-- Begin Entries supplied --

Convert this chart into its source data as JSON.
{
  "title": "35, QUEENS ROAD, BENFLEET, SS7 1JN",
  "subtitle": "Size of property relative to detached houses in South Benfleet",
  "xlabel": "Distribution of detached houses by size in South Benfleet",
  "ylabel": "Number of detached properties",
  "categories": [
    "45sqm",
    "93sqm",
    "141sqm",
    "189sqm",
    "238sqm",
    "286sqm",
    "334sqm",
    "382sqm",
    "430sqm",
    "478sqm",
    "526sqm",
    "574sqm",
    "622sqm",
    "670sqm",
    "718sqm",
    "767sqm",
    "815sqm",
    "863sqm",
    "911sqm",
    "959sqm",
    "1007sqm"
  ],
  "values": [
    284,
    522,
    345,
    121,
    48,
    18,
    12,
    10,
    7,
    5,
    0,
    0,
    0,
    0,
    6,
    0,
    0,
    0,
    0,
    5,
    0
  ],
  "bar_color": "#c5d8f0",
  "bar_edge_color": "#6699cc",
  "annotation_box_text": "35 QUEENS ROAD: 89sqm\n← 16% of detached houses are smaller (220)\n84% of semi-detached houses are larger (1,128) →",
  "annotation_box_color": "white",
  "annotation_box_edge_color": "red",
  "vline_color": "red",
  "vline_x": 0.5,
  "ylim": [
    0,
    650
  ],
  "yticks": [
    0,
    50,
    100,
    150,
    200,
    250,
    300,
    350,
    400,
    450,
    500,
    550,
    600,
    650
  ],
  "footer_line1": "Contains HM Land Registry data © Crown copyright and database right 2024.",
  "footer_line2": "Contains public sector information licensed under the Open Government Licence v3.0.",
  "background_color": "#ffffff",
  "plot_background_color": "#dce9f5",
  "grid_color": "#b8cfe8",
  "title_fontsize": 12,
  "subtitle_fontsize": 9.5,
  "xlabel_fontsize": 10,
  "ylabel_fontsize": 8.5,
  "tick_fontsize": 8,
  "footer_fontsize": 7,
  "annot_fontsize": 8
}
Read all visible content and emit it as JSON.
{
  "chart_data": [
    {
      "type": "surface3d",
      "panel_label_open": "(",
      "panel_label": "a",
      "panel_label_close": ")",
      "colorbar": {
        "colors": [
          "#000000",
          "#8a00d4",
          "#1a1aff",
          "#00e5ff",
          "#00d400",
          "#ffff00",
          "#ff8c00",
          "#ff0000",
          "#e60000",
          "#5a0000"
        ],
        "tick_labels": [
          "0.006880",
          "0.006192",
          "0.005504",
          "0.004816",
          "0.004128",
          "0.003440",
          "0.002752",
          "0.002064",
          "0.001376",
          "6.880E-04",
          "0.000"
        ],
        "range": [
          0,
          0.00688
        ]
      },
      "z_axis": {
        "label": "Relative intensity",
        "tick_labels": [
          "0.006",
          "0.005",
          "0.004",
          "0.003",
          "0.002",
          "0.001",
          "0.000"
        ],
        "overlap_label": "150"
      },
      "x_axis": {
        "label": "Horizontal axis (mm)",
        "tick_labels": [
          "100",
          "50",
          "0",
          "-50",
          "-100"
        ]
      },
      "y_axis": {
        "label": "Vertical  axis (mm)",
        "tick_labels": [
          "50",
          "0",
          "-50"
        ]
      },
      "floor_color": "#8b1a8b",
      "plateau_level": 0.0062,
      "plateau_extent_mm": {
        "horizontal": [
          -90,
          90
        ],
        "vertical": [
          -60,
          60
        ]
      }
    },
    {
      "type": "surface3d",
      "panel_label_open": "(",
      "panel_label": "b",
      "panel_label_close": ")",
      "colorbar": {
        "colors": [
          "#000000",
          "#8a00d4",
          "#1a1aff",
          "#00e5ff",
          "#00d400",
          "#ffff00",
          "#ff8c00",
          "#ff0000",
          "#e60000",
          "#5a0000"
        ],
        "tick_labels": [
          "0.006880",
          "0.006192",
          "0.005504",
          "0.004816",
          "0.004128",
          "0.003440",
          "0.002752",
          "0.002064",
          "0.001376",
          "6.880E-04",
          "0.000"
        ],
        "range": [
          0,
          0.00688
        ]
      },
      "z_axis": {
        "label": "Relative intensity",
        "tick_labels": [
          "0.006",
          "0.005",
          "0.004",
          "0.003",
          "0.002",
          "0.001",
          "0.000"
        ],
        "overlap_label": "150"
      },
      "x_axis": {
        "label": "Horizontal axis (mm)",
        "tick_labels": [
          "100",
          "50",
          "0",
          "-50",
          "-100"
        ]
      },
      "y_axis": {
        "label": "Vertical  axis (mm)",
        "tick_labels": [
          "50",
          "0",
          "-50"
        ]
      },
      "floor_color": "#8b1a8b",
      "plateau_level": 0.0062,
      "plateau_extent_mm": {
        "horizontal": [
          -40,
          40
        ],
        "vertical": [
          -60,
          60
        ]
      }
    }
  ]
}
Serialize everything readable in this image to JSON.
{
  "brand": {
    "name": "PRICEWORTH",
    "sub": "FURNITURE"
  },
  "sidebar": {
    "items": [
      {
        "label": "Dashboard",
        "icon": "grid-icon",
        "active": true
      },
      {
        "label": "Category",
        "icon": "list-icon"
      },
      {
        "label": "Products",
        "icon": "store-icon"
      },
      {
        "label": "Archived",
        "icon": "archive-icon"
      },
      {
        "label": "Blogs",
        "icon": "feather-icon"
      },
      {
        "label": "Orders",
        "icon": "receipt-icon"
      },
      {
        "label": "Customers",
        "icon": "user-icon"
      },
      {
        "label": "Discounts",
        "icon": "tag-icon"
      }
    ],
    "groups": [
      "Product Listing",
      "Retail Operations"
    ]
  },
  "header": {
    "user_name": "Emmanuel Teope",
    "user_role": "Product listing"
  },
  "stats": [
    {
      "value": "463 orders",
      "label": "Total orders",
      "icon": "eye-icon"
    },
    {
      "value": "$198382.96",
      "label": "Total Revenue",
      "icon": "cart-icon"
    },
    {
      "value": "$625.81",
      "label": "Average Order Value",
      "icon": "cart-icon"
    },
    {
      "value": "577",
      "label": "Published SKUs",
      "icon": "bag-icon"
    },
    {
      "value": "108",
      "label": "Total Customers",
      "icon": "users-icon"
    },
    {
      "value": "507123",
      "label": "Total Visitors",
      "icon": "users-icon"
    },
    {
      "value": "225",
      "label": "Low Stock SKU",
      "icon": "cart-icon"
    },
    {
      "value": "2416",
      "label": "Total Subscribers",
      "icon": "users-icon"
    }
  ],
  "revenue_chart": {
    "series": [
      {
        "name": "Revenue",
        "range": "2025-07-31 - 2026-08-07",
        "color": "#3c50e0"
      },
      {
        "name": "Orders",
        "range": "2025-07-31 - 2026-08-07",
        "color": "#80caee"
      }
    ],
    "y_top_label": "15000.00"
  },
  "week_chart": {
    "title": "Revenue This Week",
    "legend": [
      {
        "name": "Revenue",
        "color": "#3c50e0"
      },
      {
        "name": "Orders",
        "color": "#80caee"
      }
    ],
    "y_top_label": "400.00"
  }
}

-- End Entries supplied --

*The request*:
Track down every line of the material containing the string "Customers", and copy it.

*Response*:
        "label": "Customers",
      "label": "Total Customers",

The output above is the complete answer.